-- What this task involves --
How many lines of the listing below hold the word "посыпанія"? Answer with the number alone.

START Exercise data

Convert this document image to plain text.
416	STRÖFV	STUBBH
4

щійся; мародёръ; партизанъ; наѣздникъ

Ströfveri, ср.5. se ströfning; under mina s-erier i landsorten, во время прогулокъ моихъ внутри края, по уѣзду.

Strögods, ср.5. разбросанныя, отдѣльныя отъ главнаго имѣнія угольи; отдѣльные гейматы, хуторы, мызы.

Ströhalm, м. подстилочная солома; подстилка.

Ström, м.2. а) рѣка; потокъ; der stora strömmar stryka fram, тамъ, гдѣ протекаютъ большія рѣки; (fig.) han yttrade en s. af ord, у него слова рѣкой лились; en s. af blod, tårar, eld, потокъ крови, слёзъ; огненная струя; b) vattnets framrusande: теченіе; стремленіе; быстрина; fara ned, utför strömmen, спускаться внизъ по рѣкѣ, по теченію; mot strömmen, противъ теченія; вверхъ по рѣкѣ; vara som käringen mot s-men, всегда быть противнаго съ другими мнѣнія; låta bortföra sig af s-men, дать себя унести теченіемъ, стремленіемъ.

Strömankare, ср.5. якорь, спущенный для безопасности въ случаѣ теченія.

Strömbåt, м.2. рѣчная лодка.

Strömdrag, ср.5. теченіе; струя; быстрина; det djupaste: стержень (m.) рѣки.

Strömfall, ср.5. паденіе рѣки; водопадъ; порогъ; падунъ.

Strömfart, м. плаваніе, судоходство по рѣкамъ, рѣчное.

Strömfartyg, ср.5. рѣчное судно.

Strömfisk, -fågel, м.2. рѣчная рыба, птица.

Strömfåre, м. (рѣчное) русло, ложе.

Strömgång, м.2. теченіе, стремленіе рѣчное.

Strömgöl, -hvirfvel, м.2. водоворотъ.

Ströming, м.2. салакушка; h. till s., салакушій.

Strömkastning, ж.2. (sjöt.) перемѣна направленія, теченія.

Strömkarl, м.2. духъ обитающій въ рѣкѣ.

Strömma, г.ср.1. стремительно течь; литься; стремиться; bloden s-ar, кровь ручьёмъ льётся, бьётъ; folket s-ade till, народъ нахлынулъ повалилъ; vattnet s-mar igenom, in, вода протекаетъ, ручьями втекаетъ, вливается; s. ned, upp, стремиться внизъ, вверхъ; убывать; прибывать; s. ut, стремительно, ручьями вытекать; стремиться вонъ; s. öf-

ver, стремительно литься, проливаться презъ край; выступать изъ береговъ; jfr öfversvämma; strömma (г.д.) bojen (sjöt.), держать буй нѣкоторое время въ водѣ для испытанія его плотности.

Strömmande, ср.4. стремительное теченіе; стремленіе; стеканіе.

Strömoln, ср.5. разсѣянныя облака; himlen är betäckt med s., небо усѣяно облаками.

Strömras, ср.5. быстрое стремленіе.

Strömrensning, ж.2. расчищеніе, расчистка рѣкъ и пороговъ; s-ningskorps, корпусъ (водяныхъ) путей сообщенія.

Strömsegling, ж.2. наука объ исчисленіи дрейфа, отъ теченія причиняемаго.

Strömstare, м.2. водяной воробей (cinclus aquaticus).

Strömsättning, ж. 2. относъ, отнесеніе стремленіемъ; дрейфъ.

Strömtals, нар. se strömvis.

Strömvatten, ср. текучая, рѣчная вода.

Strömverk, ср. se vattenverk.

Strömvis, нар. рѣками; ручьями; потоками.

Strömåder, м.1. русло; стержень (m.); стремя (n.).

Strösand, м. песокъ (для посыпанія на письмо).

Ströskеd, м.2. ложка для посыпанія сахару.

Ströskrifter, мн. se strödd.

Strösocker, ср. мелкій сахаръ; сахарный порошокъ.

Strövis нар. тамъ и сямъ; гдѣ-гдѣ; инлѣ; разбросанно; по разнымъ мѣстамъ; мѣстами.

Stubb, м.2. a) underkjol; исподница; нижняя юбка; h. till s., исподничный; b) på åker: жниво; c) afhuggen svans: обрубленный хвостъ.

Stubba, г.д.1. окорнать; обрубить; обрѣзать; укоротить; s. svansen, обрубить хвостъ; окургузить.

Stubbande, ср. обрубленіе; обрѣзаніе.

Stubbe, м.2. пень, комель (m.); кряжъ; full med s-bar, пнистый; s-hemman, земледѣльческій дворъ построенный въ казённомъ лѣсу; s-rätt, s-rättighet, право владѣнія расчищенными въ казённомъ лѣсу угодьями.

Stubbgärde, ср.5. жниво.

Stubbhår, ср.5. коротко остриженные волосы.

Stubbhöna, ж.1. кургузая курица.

END Exercise data

-- Exercise response --
2